## TASK REQUIREMENTS
Take every line from the listing below that contains "name".

Some records
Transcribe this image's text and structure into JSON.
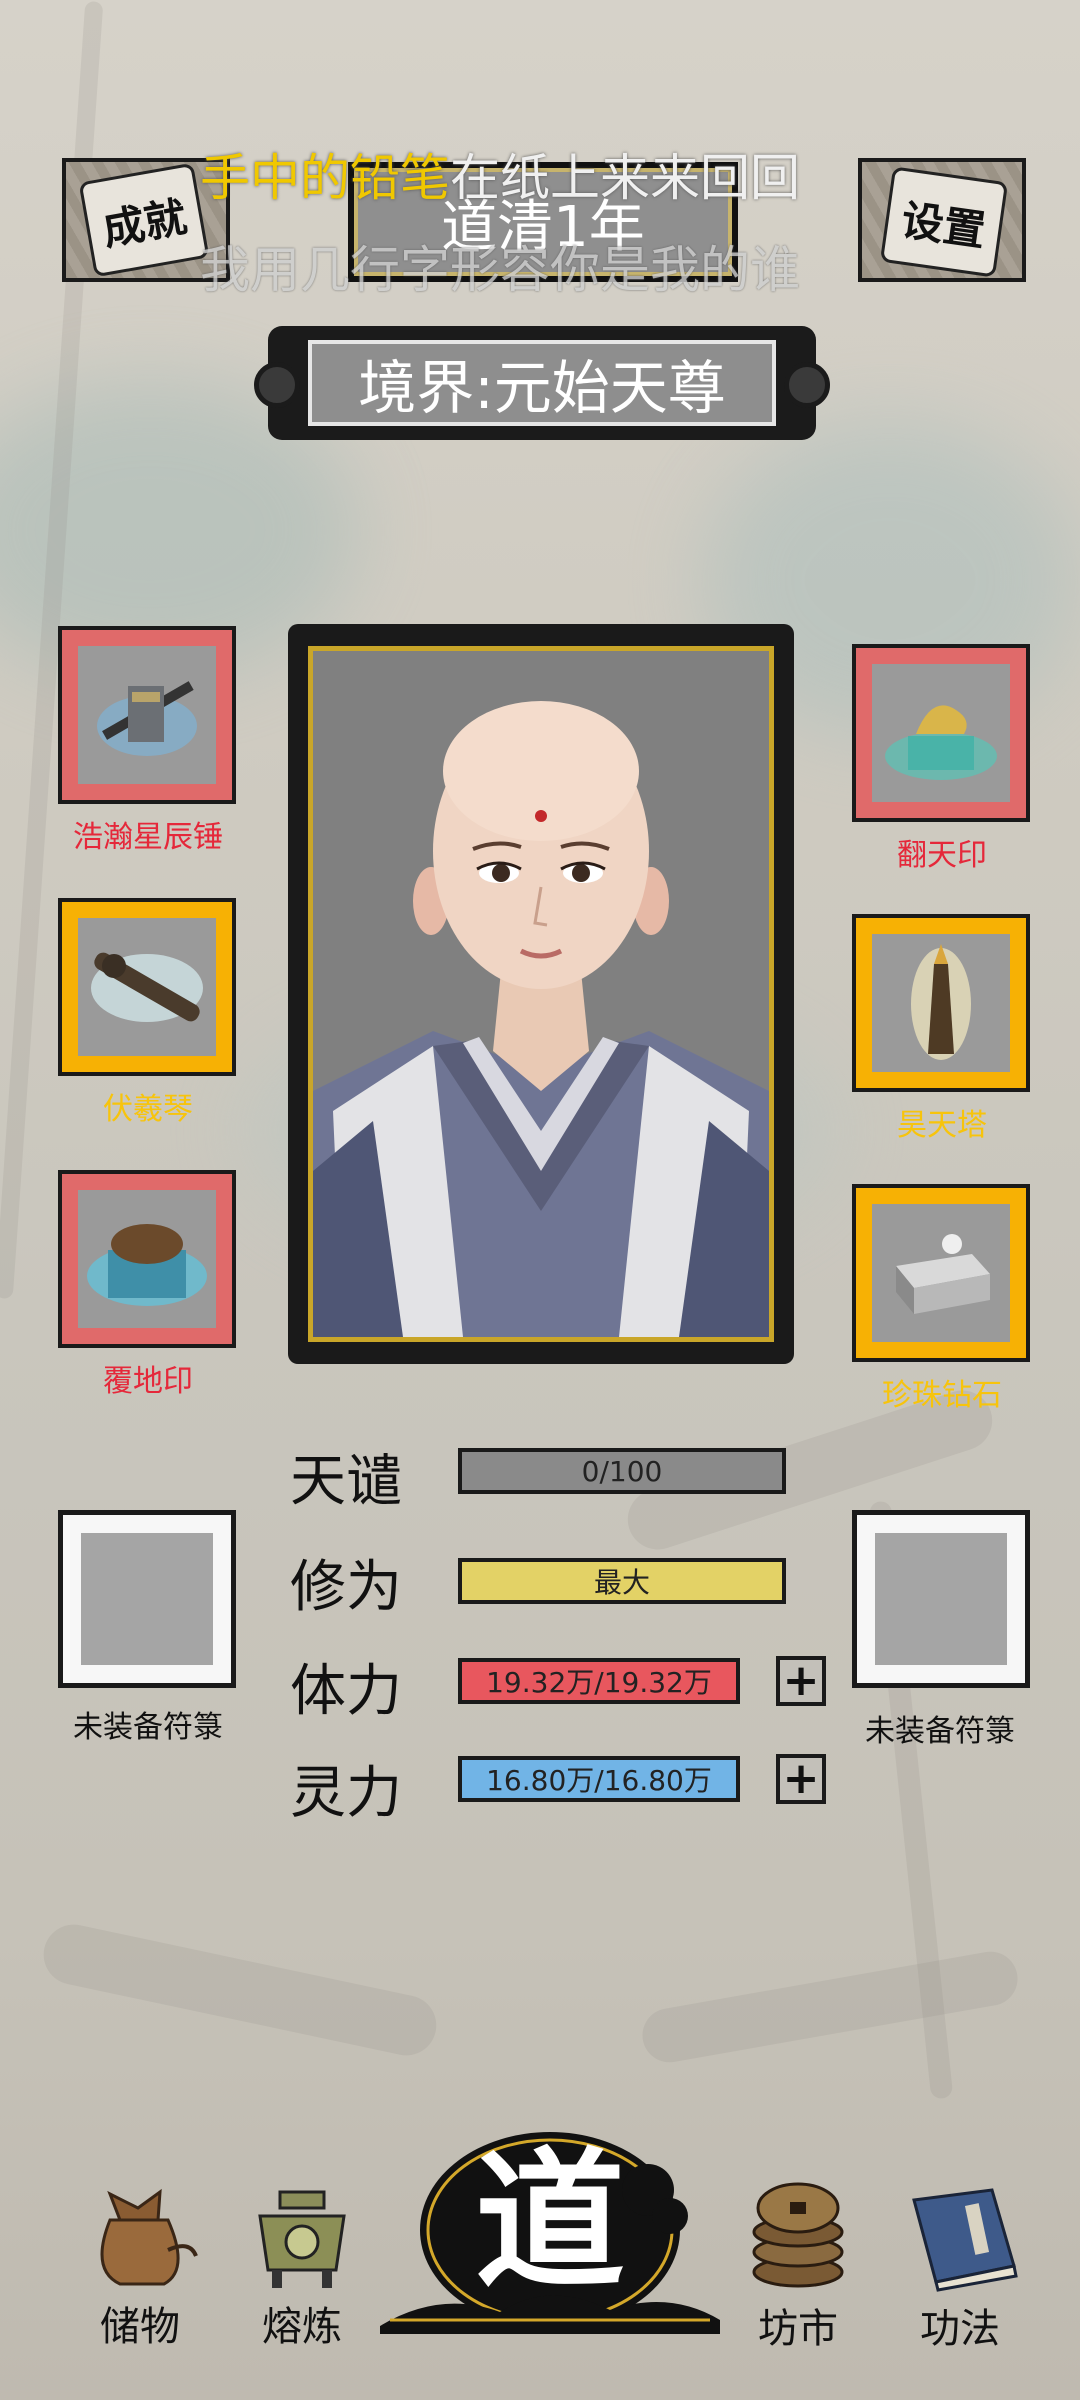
{
  "header": {
    "achievement_label": "成就",
    "settings_label": "设置",
    "year": "道清1年",
    "lyric_highlight": "手中的铅笔",
    "lyric_rest": "在纸上来来回回",
    "lyric_line2": "我用几行字形容你是我的谁"
  },
  "realm": {
    "text": "境界:元始天尊"
  },
  "equipment": {
    "left": [
      {
        "name": "浩瀚星辰锤",
        "rarity": "red"
      },
      {
        "name": "伏羲琴",
        "rarity": "gold"
      },
      {
        "name": "覆地印",
        "rarity": "red"
      }
    ],
    "right": [
      {
        "name": "翻天印",
        "rarity": "red"
      },
      {
        "name": "昊天塔",
        "rarity": "gold"
      },
      {
        "name": "珍珠钻石",
        "rarity": "gold"
      }
    ]
  },
  "talismans": {
    "left_label": "未装备符箓",
    "right_label": "未装备符箓"
  },
  "stats": {
    "tianqian": {
      "label": "天谴",
      "value": "0/100",
      "fraction": 0
    },
    "xiuwei": {
      "label": "修为",
      "value": "最大",
      "fraction": 1
    },
    "tili": {
      "label": "体力",
      "value": "19.32万/19.32万",
      "fraction": 1
    },
    "lingli": {
      "label": "灵力",
      "value": "16.80万/16.80万",
      "fraction": 1
    }
  },
  "nav": {
    "storage": "储物",
    "smelt": "熔炼",
    "dao": "道",
    "market": "坊市",
    "skills": "功法"
  },
  "colors": {
    "rarity_red": "#e06a6a",
    "rarity_gold": "#f7b104",
    "label_red": "#e5283a",
    "label_gold": "#f7c40c",
    "bar_grey": "#8a8a8a",
    "bar_yellow": "#e3d266",
    "bar_red": "#e8575e",
    "bar_blue": "#71b4e6"
  }
}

## TASK ANSWER
        "name": "浩瀚星辰锤",
        "name": "伏羲琴",
        "name": "覆地印",
        "name": "翻天印",
        "name": "昊天塔",
        "name": "珍珠钻石",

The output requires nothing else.